# Extract provided
Utility to convert FAT super floppies with more than 512 bytes per sector (usually magneto opticals) for usage with N512DASD.FLT

I made this tool to share data on 640MB magneto-opticals with different operating systems. It should work for media with 1024 bytes per sector too. It runs with OS/2 and Windows NT.

Version: 1.0
- mo640 now expects a drive letter instead of a device number
- reinserting of media after conversion no longer required
Version: 0.9a
- MO640 now works with LVM
- WinNT support
→ Installation → Usage → WinNT → Constraints → Download → Todo → Background → Details Contact

Installation

Place the file MO640.EXE somewhere in your PATH and GCC30S.DLL somewhere in your LIBPATH.

You need the following drivers installed in your CONFIG.SYS:

BASEDEV=N512DASD.FLT
BASEDEV=OS2DASD.DMD /OF
Notes:

Optionally you may create program object for the conversion on your desktop.


Usage

The behavior of 512 bytes per sector media is unchanged. You can share super floppies and partitioned media with other operating systems. You do not need this utility in this case.

My recommendation:
Use FAT superfloppy for data exchange and HPFS partitioned for OS/2 only.


WinNT

Normally you do not need any utility to access opticals with WinNT. However, there is one good reason for a WinNT port of this tool: if you forgot to convert a disk back before using it with Win.

The WinNT version is called mo640nt.exe and is included within this package.


Constraints


Download

This program is distributed under the terms of the GNU GENERAL PUBLIC LICENSE.

ZIP file with binaries, source and this guide: Version 1.0
(Untested with OS/2 Warp4 and older.)

Old version: Version 0.9a


ToDo

Of course, it ist not very comfortable to convert the media always. And maybe, you forgot to convert it back before using it with Win...


Background

The OS/2 driver model for (optical) devices with >512 bytes per sector:

  1. The 'official' way
    IBM tells you to use OPTICAL.DMD. Well, this driver is very old. It only supports FAT super floppies and uses at least no write caching.

# Set exercise
According to the utility guide above, what file name does the Windows NT version of the tool have?

# Entries provided
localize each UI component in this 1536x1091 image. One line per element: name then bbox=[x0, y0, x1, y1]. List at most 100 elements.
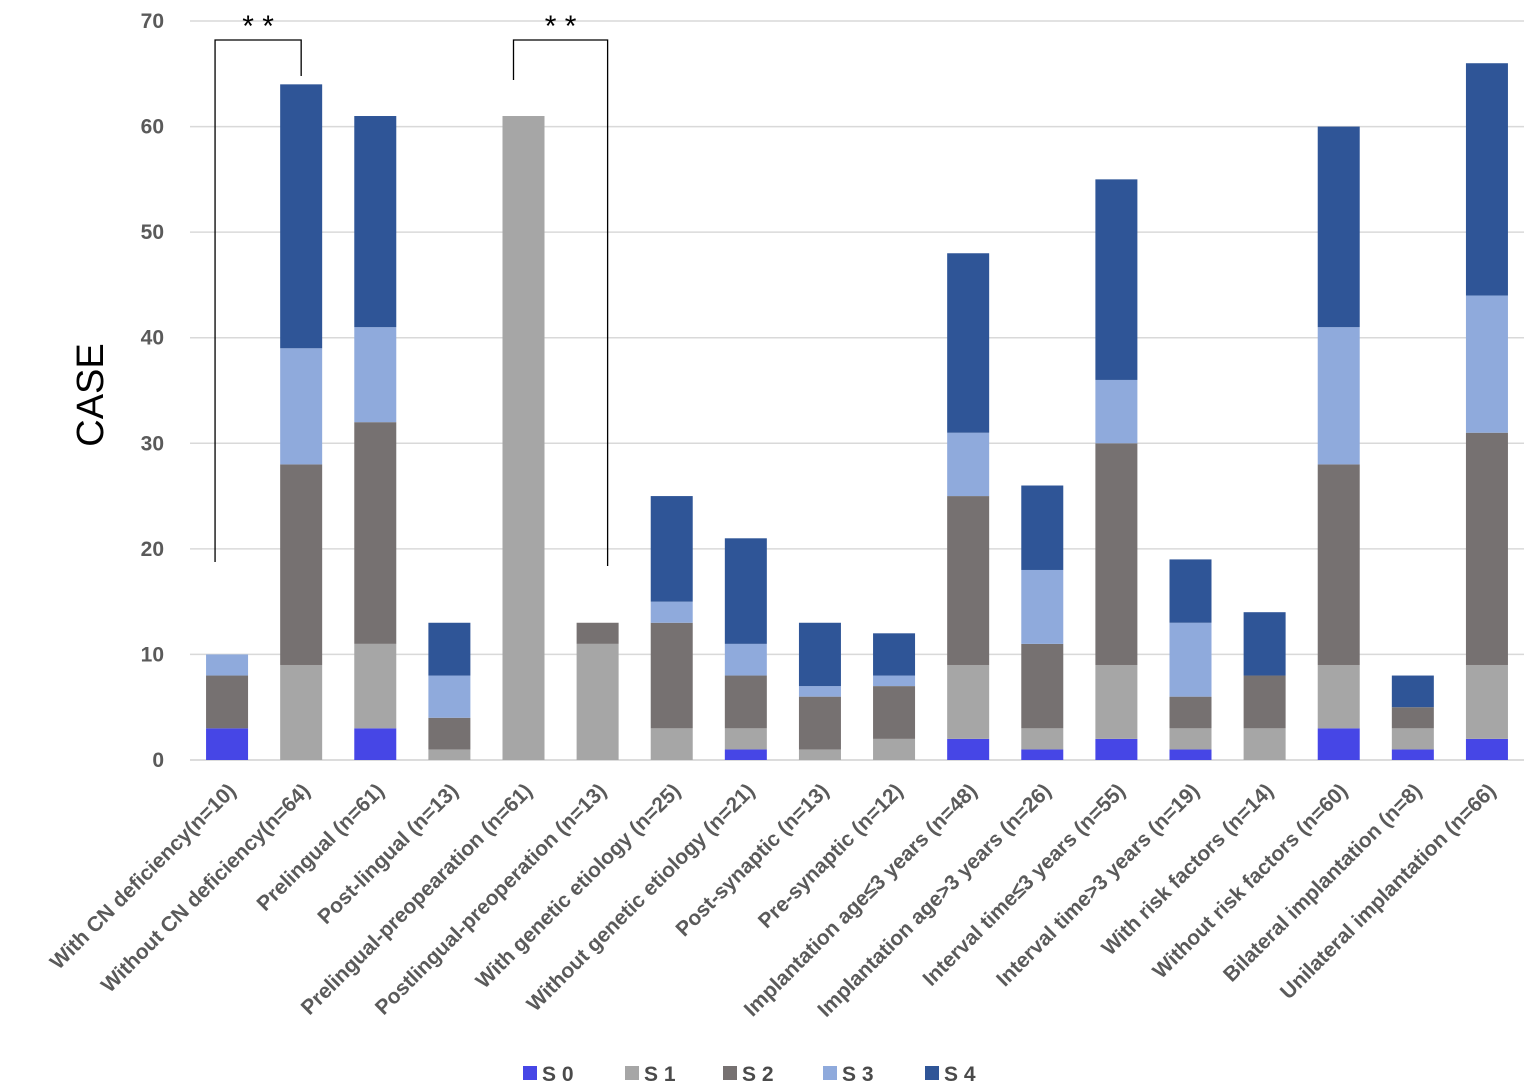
significance-annotations: * * * * bbox=[214, 10, 609, 566]
legend-swatch bbox=[823, 1066, 837, 1080]
legend-swatch bbox=[723, 1066, 737, 1080]
bar-segment-s3 bbox=[1095, 379, 1138, 444]
y-tick-label: 20 bbox=[141, 538, 164, 561]
bar-segment-s4 bbox=[798, 622, 841, 687]
gridlines bbox=[190, 20, 1524, 761]
bar-segment-s1 bbox=[873, 738, 916, 760]
legend-label: S 3 bbox=[842, 1063, 874, 1086]
bar-segment-s3 bbox=[724, 643, 767, 676]
bar-segment-s2 bbox=[1095, 443, 1138, 665]
bar-segment-s4 bbox=[873, 633, 916, 676]
bar-segment-s3 bbox=[1021, 569, 1064, 644]
bar-segment-s1 bbox=[650, 728, 693, 760]
legend-label: S 2 bbox=[742, 1063, 774, 1086]
bar-segment-s2 bbox=[650, 622, 693, 729]
bar-segment-s2 bbox=[280, 464, 323, 665]
legend-label: S 1 bbox=[644, 1063, 676, 1086]
bar-segment-s0 bbox=[947, 738, 990, 760]
bar-segment-s2 bbox=[1021, 643, 1064, 729]
bar-segment-s2 bbox=[873, 686, 916, 739]
bar-segment-s3 bbox=[428, 675, 471, 718]
bar-segment-s4 bbox=[1243, 612, 1286, 676]
bar-segment-s4 bbox=[724, 538, 767, 644]
bar-segment-s3 bbox=[947, 432, 990, 497]
bar-segment-s1 bbox=[428, 749, 471, 760]
significance-label: * * bbox=[242, 10, 274, 43]
bar-segment-s2 bbox=[947, 496, 990, 665]
bar-segment-s2 bbox=[576, 622, 619, 644]
y-tick-label: 70 bbox=[141, 10, 164, 33]
bar-segment-s2 bbox=[428, 717, 471, 750]
bar-segment-s1 bbox=[280, 664, 323, 760]
bar-segment-s2 bbox=[354, 422, 397, 644]
bars bbox=[206, 63, 1508, 760]
significance-bracket bbox=[512, 39, 609, 566]
bar-segment-s3 bbox=[650, 601, 693, 623]
bar-segment-s4 bbox=[650, 496, 693, 602]
bar-segment-s1 bbox=[1391, 728, 1434, 750]
bar-segment-s3 bbox=[280, 348, 323, 465]
bar-segment-s0 bbox=[206, 728, 249, 760]
bar-segment-s3 bbox=[1465, 295, 1508, 433]
bar-segment-s0 bbox=[1317, 728, 1360, 760]
x-tick-label: Prelingual (n=61) bbox=[252, 779, 388, 915]
bar-segment-s1 bbox=[947, 664, 990, 739]
bar-segment-s1 bbox=[798, 749, 841, 760]
bar-segment-s2 bbox=[1465, 432, 1508, 665]
significance-bracket bbox=[214, 39, 302, 562]
significance-label: * * bbox=[545, 10, 577, 43]
bar-segment-s2 bbox=[1243, 675, 1286, 729]
y-axis-label: CASE bbox=[70, 343, 112, 446]
bar-segment-s3 bbox=[798, 686, 841, 697]
bar-segment-s1 bbox=[1465, 664, 1508, 739]
bar-segment-s2 bbox=[1391, 707, 1434, 729]
y-tick-label: 10 bbox=[141, 643, 164, 666]
bar-segment-s4 bbox=[1021, 485, 1064, 570]
legend-swatch bbox=[925, 1066, 939, 1080]
bar-segment-s0 bbox=[724, 749, 767, 760]
bar-segment-s1 bbox=[1095, 664, 1138, 739]
bar-segment-s4 bbox=[1169, 559, 1212, 623]
bar-segment-s0 bbox=[1465, 738, 1508, 760]
y-tick-label: 0 bbox=[152, 749, 164, 772]
bar-segment-s0 bbox=[1021, 749, 1064, 760]
bar-segment-s3 bbox=[1169, 622, 1212, 697]
bar-segment-s1 bbox=[1243, 728, 1286, 760]
x-tick-label: Post-lingual (n=13) bbox=[313, 779, 463, 929]
bar-segment-s1 bbox=[1317, 664, 1360, 729]
bar-segment-s3 bbox=[873, 675, 916, 687]
y-tick-label: 60 bbox=[141, 116, 164, 139]
legend-label: S 4 bbox=[944, 1063, 976, 1086]
bar-segment-s4 bbox=[354, 116, 397, 328]
bar-segment-s0 bbox=[1391, 749, 1434, 760]
bar-segment-s1 bbox=[576, 643, 619, 760]
bar-segment-s4 bbox=[1317, 126, 1360, 328]
bar-segment-s1 bbox=[1169, 728, 1212, 750]
bar-segment-s4 bbox=[280, 84, 323, 349]
legend-swatch bbox=[523, 1066, 537, 1080]
bar-segment-s4 bbox=[428, 622, 471, 676]
y-tick-label: 50 bbox=[141, 221, 164, 244]
y-tick-label: 30 bbox=[141, 432, 164, 455]
bar-segment-s1 bbox=[1021, 728, 1064, 750]
bar-segment-s4 bbox=[1465, 63, 1508, 296]
bar-segment-s1 bbox=[502, 116, 545, 760]
legend: S 0 S 1 S 2 S 3 S 4 bbox=[523, 1063, 976, 1086]
bar-segment-s4 bbox=[947, 253, 990, 433]
legend-swatch bbox=[625, 1066, 639, 1080]
y-axis-ticks: 0 10 20 30 40 50 60 70 bbox=[141, 10, 164, 772]
bar-segment-s2 bbox=[1169, 696, 1212, 729]
bar-segment-s2 bbox=[1317, 464, 1360, 665]
bar-segment-s3 bbox=[206, 654, 249, 676]
bar-segment-s2 bbox=[724, 675, 767, 729]
bar-segment-s2 bbox=[206, 675, 249, 729]
y-tick-label: 40 bbox=[141, 327, 164, 350]
bar-segment-s0 bbox=[354, 728, 397, 760]
bar-segment-s0 bbox=[1169, 749, 1212, 760]
bar-segment-s4 bbox=[1391, 675, 1434, 708]
bar-segment-s2 bbox=[798, 696, 841, 750]
bar-segment-s1 bbox=[354, 643, 397, 729]
bar-segment-s1 bbox=[724, 728, 767, 750]
bar-segment-s0 bbox=[1095, 738, 1138, 760]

# Expected answer
mo640nt.exe